All the data must come back unchanged, except that pictures are left out.

--- Start Data shown ---

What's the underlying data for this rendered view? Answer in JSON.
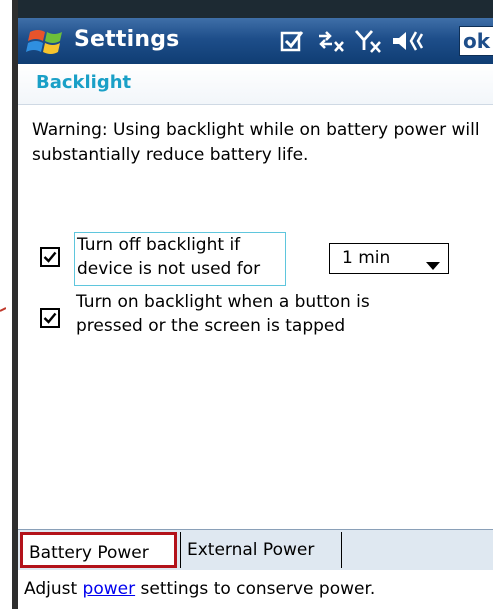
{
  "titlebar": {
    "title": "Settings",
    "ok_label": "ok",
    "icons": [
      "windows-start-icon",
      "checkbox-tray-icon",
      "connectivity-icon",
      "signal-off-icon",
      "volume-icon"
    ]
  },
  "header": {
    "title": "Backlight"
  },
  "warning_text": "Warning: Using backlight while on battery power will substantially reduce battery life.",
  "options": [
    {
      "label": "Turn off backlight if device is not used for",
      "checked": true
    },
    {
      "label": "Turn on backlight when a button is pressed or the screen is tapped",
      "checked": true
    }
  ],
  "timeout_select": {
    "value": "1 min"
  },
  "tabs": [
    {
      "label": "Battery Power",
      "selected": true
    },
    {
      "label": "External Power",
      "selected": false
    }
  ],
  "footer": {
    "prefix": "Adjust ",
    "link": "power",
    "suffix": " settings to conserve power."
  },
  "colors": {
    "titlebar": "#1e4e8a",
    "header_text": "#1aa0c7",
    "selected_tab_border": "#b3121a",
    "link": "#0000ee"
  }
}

--- End Data shown ---

== Reply ==
What's the underlying data for this rendered view? Answer in JSON.
{
  "titlebar": {
    "title": "Settings",
    "ok_label": "ok",
    "icons": [
      "windows-start-icon",
      "checkbox-tray-icon",
      "connectivity-icon",
      "signal-off-icon",
      "volume-icon"
    ]
  },
  "header": {
    "title": "Backlight"
  },
  "warning_text": "Warning: Using backlight while on battery power will substantially reduce battery life.",
  "options": [
    {
      "label": "Turn off backlight if device is not used for",
      "checked": true
    },
    {
      "label": "Turn on backlight when a button is pressed or the screen is tapped",
      "checked": true
    }
  ],
  "timeout_select": {
    "value": "1 min"
  },
  "tabs": [
    {
      "label": "Battery Power",
      "selected": true
    },
    {
      "label": "External Power",
      "selected": false
    }
  ],
  "footer": {
    "prefix": "Adjust ",
    "link": "power",
    "suffix": " settings to conserve power."
  },
  "colors": {
    "titlebar": "#1e4e8a",
    "header_text": "#1aa0c7",
    "selected_tab_border": "#b3121a",
    "link": "#0000ee"
  }
}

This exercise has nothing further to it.